### [INSTRUCTIONS FOR THE TASK]
Your answer should be a single number: the count of lines that hold the word "this".

### [PROVIDED MATERIAL]
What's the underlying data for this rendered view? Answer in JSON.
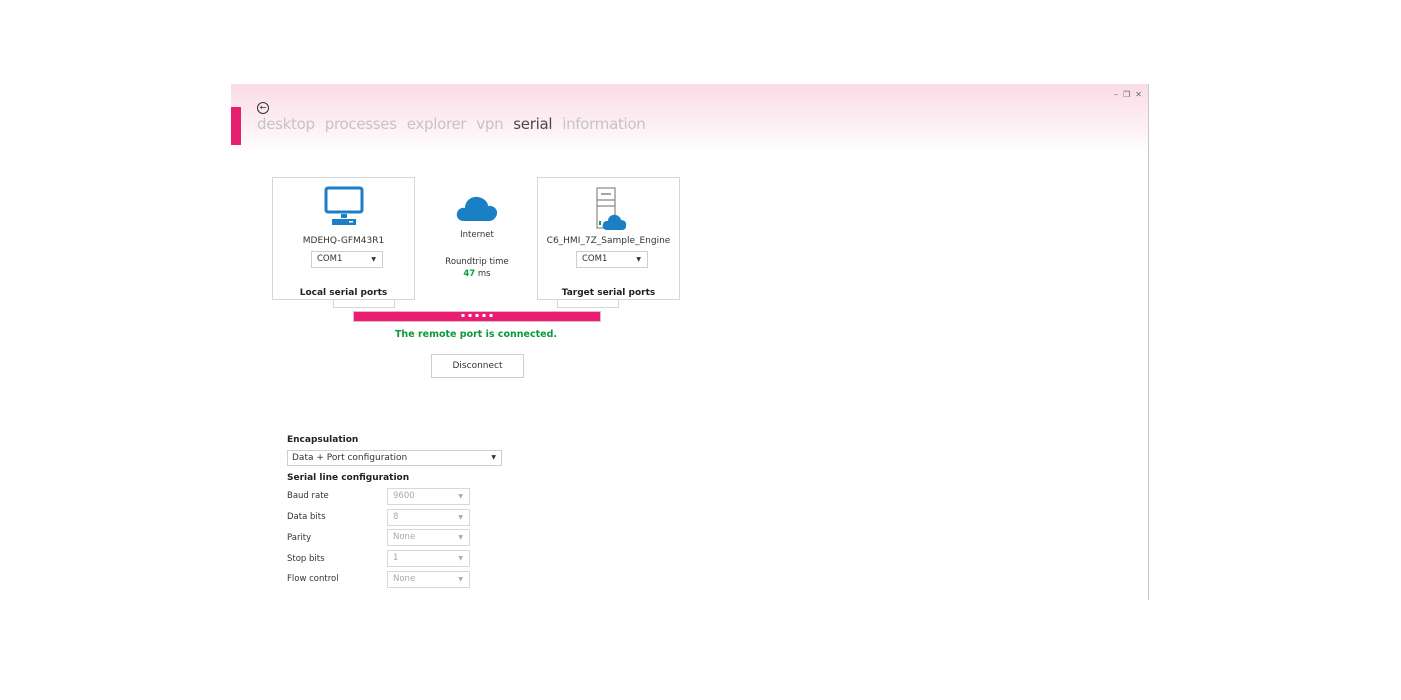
---
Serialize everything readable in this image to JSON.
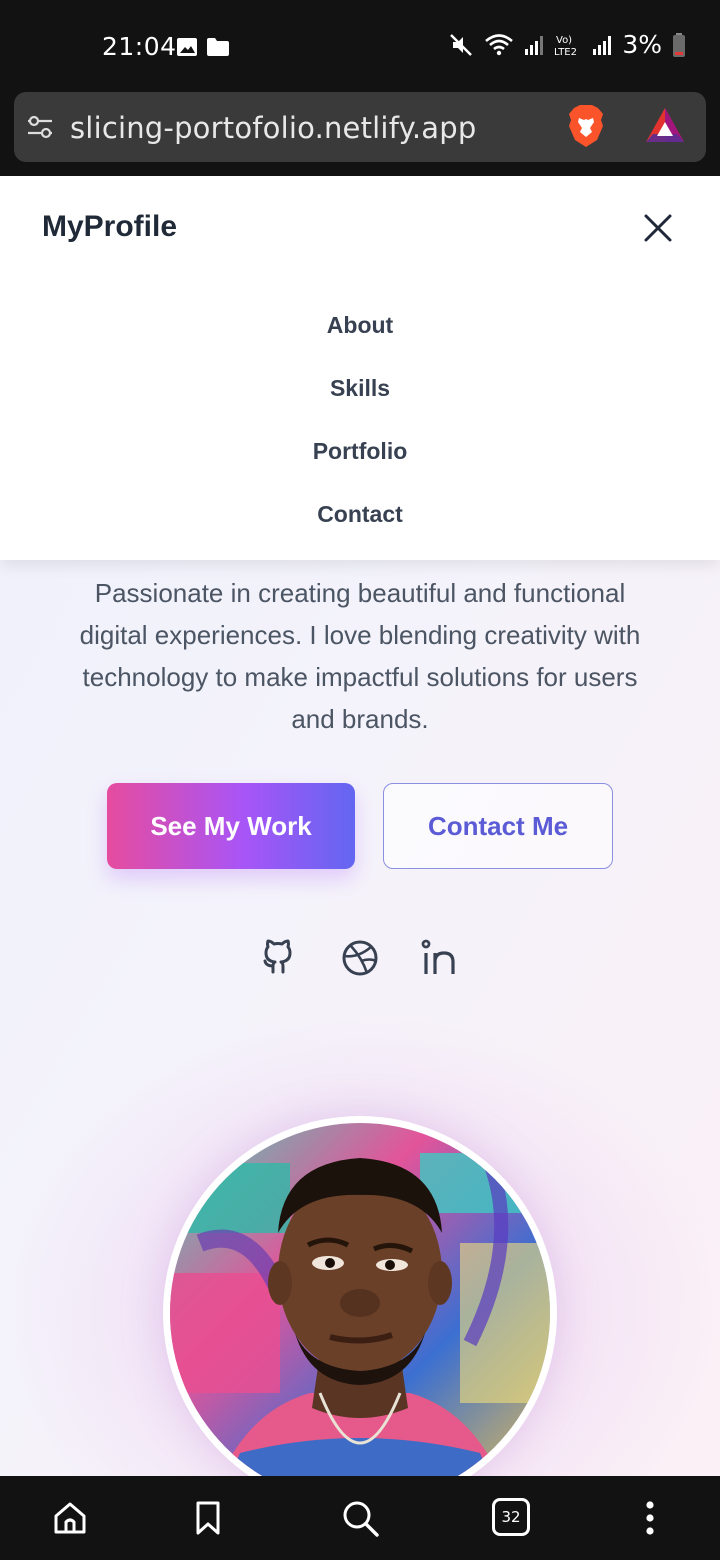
---
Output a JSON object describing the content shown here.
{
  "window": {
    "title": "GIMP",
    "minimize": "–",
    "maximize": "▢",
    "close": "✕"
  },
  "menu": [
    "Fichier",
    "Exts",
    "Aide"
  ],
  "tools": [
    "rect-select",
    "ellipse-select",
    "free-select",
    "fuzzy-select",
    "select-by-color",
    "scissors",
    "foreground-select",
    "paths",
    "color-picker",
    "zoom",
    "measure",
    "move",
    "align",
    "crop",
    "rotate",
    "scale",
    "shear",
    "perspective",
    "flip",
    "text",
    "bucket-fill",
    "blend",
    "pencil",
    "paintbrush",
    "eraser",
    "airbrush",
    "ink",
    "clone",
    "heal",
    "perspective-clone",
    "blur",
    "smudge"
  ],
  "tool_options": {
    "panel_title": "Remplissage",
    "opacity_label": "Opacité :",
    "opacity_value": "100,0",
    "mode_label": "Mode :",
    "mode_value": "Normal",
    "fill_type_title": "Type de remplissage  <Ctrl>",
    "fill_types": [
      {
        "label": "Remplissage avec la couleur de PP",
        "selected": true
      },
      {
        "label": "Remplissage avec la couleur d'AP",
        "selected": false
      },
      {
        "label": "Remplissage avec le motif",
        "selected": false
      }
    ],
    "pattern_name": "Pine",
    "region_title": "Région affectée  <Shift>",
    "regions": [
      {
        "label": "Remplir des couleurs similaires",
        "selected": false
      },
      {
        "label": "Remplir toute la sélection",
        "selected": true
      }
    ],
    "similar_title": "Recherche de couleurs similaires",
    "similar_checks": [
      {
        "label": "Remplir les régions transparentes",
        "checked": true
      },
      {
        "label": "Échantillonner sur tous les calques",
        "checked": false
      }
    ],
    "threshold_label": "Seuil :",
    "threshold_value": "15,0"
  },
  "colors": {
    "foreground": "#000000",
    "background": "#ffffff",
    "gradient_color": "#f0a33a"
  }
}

### [TASK OUTPUT]
2